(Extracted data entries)

****

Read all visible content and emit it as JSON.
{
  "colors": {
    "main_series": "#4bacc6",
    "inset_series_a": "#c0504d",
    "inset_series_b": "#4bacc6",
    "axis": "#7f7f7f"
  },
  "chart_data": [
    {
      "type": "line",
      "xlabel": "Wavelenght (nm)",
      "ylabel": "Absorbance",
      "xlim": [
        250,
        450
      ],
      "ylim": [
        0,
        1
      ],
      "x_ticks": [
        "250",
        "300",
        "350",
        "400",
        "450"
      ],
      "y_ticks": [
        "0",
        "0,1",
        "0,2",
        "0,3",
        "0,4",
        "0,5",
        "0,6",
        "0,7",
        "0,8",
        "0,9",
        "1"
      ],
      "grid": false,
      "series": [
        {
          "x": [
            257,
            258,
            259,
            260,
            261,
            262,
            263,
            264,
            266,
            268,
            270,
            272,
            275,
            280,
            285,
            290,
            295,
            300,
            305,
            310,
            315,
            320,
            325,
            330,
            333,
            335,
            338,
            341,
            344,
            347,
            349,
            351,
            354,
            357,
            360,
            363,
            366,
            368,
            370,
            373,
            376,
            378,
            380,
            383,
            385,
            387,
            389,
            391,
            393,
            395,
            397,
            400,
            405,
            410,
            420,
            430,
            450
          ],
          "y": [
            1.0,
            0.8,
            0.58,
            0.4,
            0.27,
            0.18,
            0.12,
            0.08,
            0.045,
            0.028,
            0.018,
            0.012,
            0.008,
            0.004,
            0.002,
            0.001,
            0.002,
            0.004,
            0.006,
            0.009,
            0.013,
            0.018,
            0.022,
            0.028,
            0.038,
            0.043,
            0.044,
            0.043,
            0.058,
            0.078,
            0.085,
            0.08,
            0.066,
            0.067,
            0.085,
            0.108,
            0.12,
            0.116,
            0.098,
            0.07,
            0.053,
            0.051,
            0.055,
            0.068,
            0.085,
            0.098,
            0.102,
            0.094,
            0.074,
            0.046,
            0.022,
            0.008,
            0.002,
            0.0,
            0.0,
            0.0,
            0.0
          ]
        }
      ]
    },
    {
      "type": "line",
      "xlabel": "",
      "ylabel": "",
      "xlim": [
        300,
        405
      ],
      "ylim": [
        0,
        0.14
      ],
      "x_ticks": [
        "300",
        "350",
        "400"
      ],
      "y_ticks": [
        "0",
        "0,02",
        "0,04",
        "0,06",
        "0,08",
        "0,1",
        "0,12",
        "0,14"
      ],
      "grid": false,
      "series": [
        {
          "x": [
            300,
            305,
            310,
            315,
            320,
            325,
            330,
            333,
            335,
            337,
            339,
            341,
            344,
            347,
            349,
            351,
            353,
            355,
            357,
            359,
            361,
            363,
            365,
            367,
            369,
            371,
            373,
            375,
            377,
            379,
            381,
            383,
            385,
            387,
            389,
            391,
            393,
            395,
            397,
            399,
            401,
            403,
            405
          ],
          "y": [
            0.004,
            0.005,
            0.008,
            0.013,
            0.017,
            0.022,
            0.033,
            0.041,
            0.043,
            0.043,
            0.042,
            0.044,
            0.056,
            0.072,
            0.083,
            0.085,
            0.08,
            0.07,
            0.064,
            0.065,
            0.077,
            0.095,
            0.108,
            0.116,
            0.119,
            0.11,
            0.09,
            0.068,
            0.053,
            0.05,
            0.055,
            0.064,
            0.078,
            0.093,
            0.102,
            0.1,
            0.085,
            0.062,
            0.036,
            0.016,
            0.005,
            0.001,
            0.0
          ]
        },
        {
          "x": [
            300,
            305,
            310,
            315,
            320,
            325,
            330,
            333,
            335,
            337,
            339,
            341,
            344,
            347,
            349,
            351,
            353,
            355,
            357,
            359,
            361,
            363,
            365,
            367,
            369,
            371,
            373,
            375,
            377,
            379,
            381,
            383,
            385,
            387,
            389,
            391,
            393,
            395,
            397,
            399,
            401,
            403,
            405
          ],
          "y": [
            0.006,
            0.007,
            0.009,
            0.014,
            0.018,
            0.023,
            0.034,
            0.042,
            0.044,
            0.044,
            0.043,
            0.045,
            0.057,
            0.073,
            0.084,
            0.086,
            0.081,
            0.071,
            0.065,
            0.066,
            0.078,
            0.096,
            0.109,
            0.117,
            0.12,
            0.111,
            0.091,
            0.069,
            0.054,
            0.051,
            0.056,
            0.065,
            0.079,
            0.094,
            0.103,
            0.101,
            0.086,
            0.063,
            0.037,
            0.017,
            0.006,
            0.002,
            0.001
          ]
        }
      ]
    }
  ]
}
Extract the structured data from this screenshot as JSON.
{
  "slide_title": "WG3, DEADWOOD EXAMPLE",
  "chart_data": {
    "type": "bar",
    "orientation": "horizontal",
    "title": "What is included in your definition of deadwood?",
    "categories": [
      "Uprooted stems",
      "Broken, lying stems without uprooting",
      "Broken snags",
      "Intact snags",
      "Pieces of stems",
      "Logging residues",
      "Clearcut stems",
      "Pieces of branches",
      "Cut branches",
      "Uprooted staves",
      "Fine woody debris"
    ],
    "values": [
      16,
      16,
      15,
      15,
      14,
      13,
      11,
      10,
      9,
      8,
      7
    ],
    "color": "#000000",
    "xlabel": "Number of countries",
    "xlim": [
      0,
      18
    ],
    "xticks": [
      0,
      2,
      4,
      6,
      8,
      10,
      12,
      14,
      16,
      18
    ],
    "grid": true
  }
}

****

** Set problem **
Reproduce all the records precisely.

** Exercise answer **
Read all visible content and emit it as JSON.
{
  "colors": {
    "main_series": "#4bacc6",
    "inset_series_a": "#c0504d",
    "inset_series_b": "#4bacc6",
    "axis": "#7f7f7f"
  },
  "chart_data": [
    {
      "type": "line",
      "xlabel": "Wavelenght (nm)",
      "ylabel": "Absorbance",
      "xlim": [
        250,
        450
      ],
      "ylim": [
        0,
        1
      ],
      "x_ticks": [
        "250",
        "300",
        "350",
        "400",
        "450"
      ],
      "y_ticks": [
        "0",
        "0,1",
        "0,2",
        "0,3",
        "0,4",
        "0,5",
        "0,6",
        "0,7",
        "0,8",
        "0,9",
        "1"
      ],
      "grid": false,
      "series": [
        {
          "x": [
            257,
            258,
            259,
            260,
            261,
            262,
            263,
            264,
            266,
            268,
            270,
            272,
            275,
            280,
            285,
            290,
            295,
            300,
            305,
            310,
            315,
            320,
            325,
            330,
            333,
            335,
            338,
            341,
            344,
            347,
            349,
            351,
            354,
            357,
            360,
            363,
            366,
            368,
            370,
            373,
            376,
            378,
            380,
            383,
            385,
            387,
            389,
            391,
            393,
            395,
            397,
            400,
            405,
            410,
            420,
            430,
            450
          ],
          "y": [
            1.0,
            0.8,
            0.58,
            0.4,
            0.27,
            0.18,
            0.12,
            0.08,
            0.045,
            0.028,
            0.018,
            0.012,
            0.008,
            0.004,
            0.002,
            0.001,
            0.002,
            0.004,
            0.006,
            0.009,
            0.013,
            0.018,
            0.022,
            0.028,
            0.038,
            0.043,
            0.044,
            0.043,
            0.058,
            0.078,
            0.085,
            0.08,
            0.066,
            0.067,
            0.085,
            0.108,
            0.12,
            0.116,
            0.098,
            0.07,
            0.053,
            0.051,
            0.055,
            0.068,
            0.085,
            0.098,
            0.102,
            0.094,
            0.074,
            0.046,
            0.022,
            0.008,
            0.002,
            0.0,
            0.0,
            0.0,
            0.0
          ]
        }
      ]
    },
    {
      "type": "line",
      "xlabel": "",
      "ylabel": "",
      "xlim": [
        300,
        405
      ],
      "ylim": [
        0,
        0.14
      ],
      "x_ticks": [
        "300",
        "350",
        "400"
      ],
      "y_ticks": [
        "0",
        "0,02",
        "0,04",
        "0,06",
        "0,08",
        "0,1",
        "0,12",
        "0,14"
      ],
      "grid": false,
      "series": [
        {
          "x": [
            300,
            305,
            310,
            315,
            320,
            325,
            330,
            333,
            335,
            337,
            339,
            341,
            344,
            347,
            349,
            351,
            353,
            355,
            357,
            359,
            361,
            363,
            365,
            367,
            369,
            371,
            373,
            375,
            377,
            379,
            381,
            383,
            385,
            387,
            389,
            391,
            393,
            395,
            397,
            399,
            401,
            403,
            405
          ],
          "y": [
            0.004,
            0.005,
            0.008,
            0.013,
            0.017,
            0.022,
            0.033,
            0.041,
            0.043,
            0.043,
            0.042,
            0.044,
            0.056,
            0.072,
            0.083,
            0.085,
            0.08,
            0.07,
            0.064,
            0.065,
            0.077,
            0.095,
            0.108,
            0.116,
            0.119,
            0.11,
            0.09,
            0.068,
            0.053,
            0.05,
            0.055,
            0.064,
            0.078,
            0.093,
            0.102,
            0.1,
            0.085,
            0.062,
            0.036,
            0.016,
            0.005,
            0.001,
            0.0
          ]
        },
        {
          "x": [
            300,
            305,
            310,
            315,
            320,
            325,
            330,
            333,
            335,
            337,
            339,
            341,
            344,
            347,
            349,
            351,
            353,
            355,
            357,
            359,
            361,
            363,
            365,
            367,
            369,
            371,
            373,
            375,
            377,
            379,
            381,
            383,
            385,
            387,
            389,
            391,
            393,
            395,
            397,
            399,
            401,
            403,
            405
          ],
          "y": [
            0.006,
            0.007,
            0.009,
            0.014,
            0.018,
            0.023,
            0.034,
            0.042,
            0.044,
            0.044,
            0.043,
            0.045,
            0.057,
            0.073,
            0.084,
            0.086,
            0.081,
            0.071,
            0.065,
            0.066,
            0.078,
            0.096,
            0.109,
            0.117,
            0.12,
            0.111,
            0.091,
            0.069,
            0.054,
            0.051,
            0.056,
            0.065,
            0.079,
            0.094,
            0.103,
            0.101,
            0.086,
            0.063,
            0.037,
            0.017,
            0.006,
            0.002,
            0.001
          ]
        }
      ]
    }
  ]
}
Extract the structured data from this screenshot as JSON.
{
  "slide_title": "WG3, DEADWOOD EXAMPLE",
  "chart_data": {
    "type": "bar",
    "orientation": "horizontal",
    "title": "What is included in your definition of deadwood?",
    "categories": [
      "Uprooted stems",
      "Broken, lying stems without uprooting",
      "Broken snags",
      "Intact snags",
      "Pieces of stems",
      "Logging residues",
      "Clearcut stems",
      "Pieces of branches",
      "Cut branches",
      "Uprooted staves",
      "Fine woody debris"
    ],
    "values": [
      16,
      16,
      15,
      15,
      14,
      13,
      11,
      10,
      9,
      8,
      7
    ],
    "color": "#000000",
    "xlabel": "Number of countries",
    "xlim": [
      0,
      18
    ],
    "xticks": [
      0,
      2,
      4,
      6,
      8,
      10,
      12,
      14,
      16,
      18
    ],
    "grid": true
  }
}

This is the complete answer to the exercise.